* _WHAT YOU SHOULD DO_:
Your task is to transcribe the data in full.

* _RECORDS TO PROCESS_:

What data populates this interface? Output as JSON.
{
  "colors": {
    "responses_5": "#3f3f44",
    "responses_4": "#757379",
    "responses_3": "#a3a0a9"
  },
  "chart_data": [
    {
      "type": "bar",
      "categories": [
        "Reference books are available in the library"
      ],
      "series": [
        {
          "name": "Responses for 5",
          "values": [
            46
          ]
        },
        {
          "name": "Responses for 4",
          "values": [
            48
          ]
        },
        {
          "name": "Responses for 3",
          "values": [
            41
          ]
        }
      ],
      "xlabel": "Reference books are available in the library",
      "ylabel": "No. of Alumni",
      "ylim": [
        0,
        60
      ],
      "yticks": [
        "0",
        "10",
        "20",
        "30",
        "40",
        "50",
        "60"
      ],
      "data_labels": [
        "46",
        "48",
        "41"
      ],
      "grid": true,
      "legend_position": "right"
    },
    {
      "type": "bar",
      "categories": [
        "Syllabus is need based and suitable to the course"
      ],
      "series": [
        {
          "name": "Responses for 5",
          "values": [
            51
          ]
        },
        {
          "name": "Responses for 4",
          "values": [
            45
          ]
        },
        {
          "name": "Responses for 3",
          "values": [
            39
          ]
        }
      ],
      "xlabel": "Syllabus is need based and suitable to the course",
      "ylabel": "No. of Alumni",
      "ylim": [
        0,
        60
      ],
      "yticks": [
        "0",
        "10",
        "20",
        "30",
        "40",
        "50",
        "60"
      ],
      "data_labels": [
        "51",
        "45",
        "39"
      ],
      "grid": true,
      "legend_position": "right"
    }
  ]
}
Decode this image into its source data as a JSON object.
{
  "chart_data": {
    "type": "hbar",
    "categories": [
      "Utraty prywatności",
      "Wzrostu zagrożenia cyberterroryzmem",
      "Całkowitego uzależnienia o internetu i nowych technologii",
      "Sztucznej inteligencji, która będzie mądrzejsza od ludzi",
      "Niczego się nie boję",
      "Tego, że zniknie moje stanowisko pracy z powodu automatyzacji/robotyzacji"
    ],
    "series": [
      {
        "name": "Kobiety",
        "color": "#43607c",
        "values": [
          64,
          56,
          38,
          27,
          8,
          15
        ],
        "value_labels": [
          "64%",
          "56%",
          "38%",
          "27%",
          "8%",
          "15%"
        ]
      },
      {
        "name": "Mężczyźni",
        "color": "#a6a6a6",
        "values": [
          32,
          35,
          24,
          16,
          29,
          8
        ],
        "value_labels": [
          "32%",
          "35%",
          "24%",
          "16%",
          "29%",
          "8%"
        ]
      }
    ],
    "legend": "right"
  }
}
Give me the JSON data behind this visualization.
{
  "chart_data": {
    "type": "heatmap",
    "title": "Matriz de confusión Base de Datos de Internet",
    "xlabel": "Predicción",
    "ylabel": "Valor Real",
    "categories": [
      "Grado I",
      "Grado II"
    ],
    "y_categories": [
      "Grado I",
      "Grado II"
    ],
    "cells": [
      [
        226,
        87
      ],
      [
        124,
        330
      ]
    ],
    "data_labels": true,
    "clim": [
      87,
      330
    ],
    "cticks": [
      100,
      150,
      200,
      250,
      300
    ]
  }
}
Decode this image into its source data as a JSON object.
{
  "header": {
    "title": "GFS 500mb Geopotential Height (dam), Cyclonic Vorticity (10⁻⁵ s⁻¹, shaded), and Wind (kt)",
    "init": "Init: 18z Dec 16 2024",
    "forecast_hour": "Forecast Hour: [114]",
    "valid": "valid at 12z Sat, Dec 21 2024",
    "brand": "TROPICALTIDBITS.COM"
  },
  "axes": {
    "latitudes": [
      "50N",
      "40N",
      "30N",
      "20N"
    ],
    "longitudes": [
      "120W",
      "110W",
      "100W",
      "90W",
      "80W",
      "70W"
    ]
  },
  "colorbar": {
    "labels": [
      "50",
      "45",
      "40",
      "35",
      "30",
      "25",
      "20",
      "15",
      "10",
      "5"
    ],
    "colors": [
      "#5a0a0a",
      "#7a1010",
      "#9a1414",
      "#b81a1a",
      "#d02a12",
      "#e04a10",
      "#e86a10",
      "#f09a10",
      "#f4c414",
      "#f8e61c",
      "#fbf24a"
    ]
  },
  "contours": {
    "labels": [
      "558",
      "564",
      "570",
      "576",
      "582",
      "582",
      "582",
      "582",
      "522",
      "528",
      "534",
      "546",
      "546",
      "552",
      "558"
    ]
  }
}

* _TASK OUTPUT_:
What data populates this interface? Output as JSON.
{
  "colors": {
    "responses_5": "#3f3f44",
    "responses_4": "#757379",
    "responses_3": "#a3a0a9"
  },
  "chart_data": [
    {
      "type": "bar",
      "categories": [
        "Reference books are available in the library"
      ],
      "series": [
        {
          "name": "Responses for 5",
          "values": [
            46
          ]
        },
        {
          "name": "Responses for 4",
          "values": [
            48
          ]
        },
        {
          "name": "Responses for 3",
          "values": [
            41
          ]
        }
      ],
      "xlabel": "Reference books are available in the library",
      "ylabel": "No. of Alumni",
      "ylim": [
        0,
        60
      ],
      "yticks": [
        "0",
        "10",
        "20",
        "30",
        "40",
        "50",
        "60"
      ],
      "data_labels": [
        "46",
        "48",
        "41"
      ],
      "grid": true,
      "legend_position": "right"
    },
    {
      "type": "bar",
      "categories": [
        "Syllabus is need based and suitable to the course"
      ],
      "series": [
        {
          "name": "Responses for 5",
          "values": [
            51
          ]
        },
        {
          "name": "Responses for 4",
          "values": [
            45
          ]
        },
        {
          "name": "Responses for 3",
          "values": [
            39
          ]
        }
      ],
      "xlabel": "Syllabus is need based and suitable to the course",
      "ylabel": "No. of Alumni",
      "ylim": [
        0,
        60
      ],
      "yticks": [
        "0",
        "10",
        "20",
        "30",
        "40",
        "50",
        "60"
      ],
      "data_labels": [
        "51",
        "45",
        "39"
      ],
      "grid": true,
      "legend_position": "right"
    }
  ]
}
Decode this image into its source data as a JSON object.
{
  "chart_data": {
    "type": "hbar",
    "categories": [
      "Utraty prywatności",
      "Wzrostu zagrożenia cyberterroryzmem",
      "Całkowitego uzależnienia o internetu i nowych technologii",
      "Sztucznej inteligencji, która będzie mądrzejsza od ludzi",
      "Niczego się nie boję",
      "Tego, że zniknie moje stanowisko pracy z powodu automatyzacji/robotyzacji"
    ],
    "series": [
      {
        "name": "Kobiety",
        "color": "#43607c",
        "values": [
          64,
          56,
          38,
          27,
          8,
          15
        ],
        "value_labels": [
          "64%",
          "56%",
          "38%",
          "27%",
          "8%",
          "15%"
        ]
      },
      {
        "name": "Mężczyźni",
        "color": "#a6a6a6",
        "values": [
          32,
          35,
          24,
          16,
          29,
          8
        ],
        "value_labels": [
          "32%",
          "35%",
          "24%",
          "16%",
          "29%",
          "8%"
        ]
      }
    ],
    "legend": "right"
  }
}
Give me the JSON data behind this visualization.
{
  "chart_data": {
    "type": "heatmap",
    "title": "Matriz de confusión Base de Datos de Internet",
    "xlabel": "Predicción",
    "ylabel": "Valor Real",
    "categories": [
      "Grado I",
      "Grado II"
    ],
    "y_categories": [
      "Grado I",
      "Grado II"
    ],
    "cells": [
      [
        226,
        87
      ],
      [
        124,
        330
      ]
    ],
    "data_labels": true,
    "clim": [
      87,
      330
    ],
    "cticks": [
      100,
      150,
      200,
      250,
      300
    ]
  }
}
Decode this image into its source data as a JSON object.
{
  "header": {
    "title": "GFS 500mb Geopotential Height (dam), Cyclonic Vorticity (10⁻⁵ s⁻¹, shaded), and Wind (kt)",
    "init": "Init: 18z Dec 16 2024",
    "forecast_hour": "Forecast Hour: [114]",
    "valid": "valid at 12z Sat, Dec 21 2024",
    "brand": "TROPICALTIDBITS.COM"
  },
  "axes": {
    "latitudes": [
      "50N",
      "40N",
      "30N",
      "20N"
    ],
    "longitudes": [
      "120W",
      "110W",
      "100W",
      "90W",
      "80W",
      "70W"
    ]
  },
  "colorbar": {
    "labels": [
      "50",
      "45",
      "40",
      "35",
      "30",
      "25",
      "20",
      "15",
      "10",
      "5"
    ],
    "colors": [
      "#5a0a0a",
      "#7a1010",
      "#9a1414",
      "#b81a1a",
      "#d02a12",
      "#e04a10",
      "#e86a10",
      "#f09a10",
      "#f4c414",
      "#f8e61c",
      "#fbf24a"
    ]
  },
  "contours": {
    "labels": [
      "558",
      "564",
      "570",
      "576",
      "582",
      "582",
      "582",
      "582",
      "522",
      "528",
      "534",
      "546",
      "546",
      "552",
      "558"
    ]
  }
}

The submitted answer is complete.